◆ Instructions to follow:
Copy the entries below character for character, starting at the line that contains "298, 421, 309]" and stopping after the line that contains "477, 449, 489]", with both of those lines included.

[Stored entries]
* * * * *

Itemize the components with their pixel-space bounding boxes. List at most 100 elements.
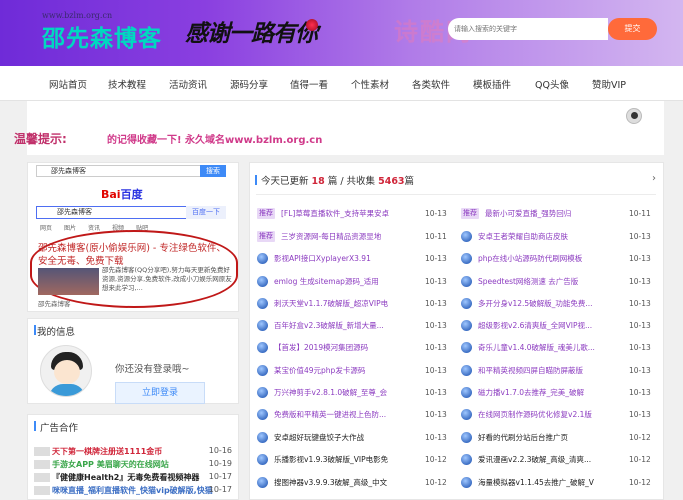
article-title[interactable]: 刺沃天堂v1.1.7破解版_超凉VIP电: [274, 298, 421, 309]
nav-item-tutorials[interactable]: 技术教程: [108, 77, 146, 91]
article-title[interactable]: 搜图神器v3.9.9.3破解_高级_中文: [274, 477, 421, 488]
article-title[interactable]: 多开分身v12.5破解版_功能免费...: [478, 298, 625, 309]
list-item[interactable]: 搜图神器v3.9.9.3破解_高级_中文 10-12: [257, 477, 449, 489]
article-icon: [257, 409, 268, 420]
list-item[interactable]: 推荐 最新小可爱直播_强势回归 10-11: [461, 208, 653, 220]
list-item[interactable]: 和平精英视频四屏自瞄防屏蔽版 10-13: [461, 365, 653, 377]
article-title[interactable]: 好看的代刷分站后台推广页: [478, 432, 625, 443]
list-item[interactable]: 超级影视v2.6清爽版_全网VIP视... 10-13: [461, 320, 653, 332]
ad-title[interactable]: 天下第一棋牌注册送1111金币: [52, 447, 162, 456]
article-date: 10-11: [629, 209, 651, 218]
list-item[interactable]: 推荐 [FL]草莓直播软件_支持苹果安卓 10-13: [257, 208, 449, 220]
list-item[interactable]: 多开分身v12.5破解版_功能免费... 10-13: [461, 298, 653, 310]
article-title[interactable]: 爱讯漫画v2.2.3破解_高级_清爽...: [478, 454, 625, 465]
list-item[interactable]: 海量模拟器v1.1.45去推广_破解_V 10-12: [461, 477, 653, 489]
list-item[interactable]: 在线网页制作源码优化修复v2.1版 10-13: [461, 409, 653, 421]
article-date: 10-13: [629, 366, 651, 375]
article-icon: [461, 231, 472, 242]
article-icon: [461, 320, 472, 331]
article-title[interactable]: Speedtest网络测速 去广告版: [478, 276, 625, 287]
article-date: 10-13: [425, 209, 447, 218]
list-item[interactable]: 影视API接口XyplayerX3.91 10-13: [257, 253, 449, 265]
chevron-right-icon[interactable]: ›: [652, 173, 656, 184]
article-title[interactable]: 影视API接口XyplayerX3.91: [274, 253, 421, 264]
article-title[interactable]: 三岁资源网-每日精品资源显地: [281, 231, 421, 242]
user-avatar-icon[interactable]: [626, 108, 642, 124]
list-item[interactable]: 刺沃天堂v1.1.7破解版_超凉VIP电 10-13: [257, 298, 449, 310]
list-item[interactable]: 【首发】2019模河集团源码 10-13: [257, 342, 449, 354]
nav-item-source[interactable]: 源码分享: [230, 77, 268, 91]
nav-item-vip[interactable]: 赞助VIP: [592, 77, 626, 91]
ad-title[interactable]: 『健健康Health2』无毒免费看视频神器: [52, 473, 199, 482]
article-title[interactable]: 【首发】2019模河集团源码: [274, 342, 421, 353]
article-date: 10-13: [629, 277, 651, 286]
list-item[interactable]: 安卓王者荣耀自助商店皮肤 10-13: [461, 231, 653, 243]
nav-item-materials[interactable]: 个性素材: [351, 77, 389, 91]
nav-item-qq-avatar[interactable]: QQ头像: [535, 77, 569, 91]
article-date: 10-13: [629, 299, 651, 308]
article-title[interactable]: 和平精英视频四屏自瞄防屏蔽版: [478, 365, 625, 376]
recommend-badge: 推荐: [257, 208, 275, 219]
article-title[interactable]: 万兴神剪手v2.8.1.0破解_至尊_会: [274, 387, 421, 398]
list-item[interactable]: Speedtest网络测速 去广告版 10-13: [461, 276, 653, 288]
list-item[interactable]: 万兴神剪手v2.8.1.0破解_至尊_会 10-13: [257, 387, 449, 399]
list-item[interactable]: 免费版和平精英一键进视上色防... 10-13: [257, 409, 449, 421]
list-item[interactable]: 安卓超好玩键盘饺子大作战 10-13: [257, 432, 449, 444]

* * * * *

◆ Output of the exercise:
article-title[interactable]: 刺沃天堂v1.1.7破解版_超凉VIP电: [274, 298, 421, 309]
nav-item-tutorials[interactable]: 技术教程: [108, 77, 146, 91]
article-title[interactable]: 搜图神器v3.9.9.3破解_高级_中文: [274, 477, 421, 488]
article-title[interactable]: 多开分身v12.5破解版_功能免费...: [478, 298, 625, 309]
list-item[interactable]: 搜图神器v3.9.9.3破解_高级_中文 10-12: [257, 477, 449, 489]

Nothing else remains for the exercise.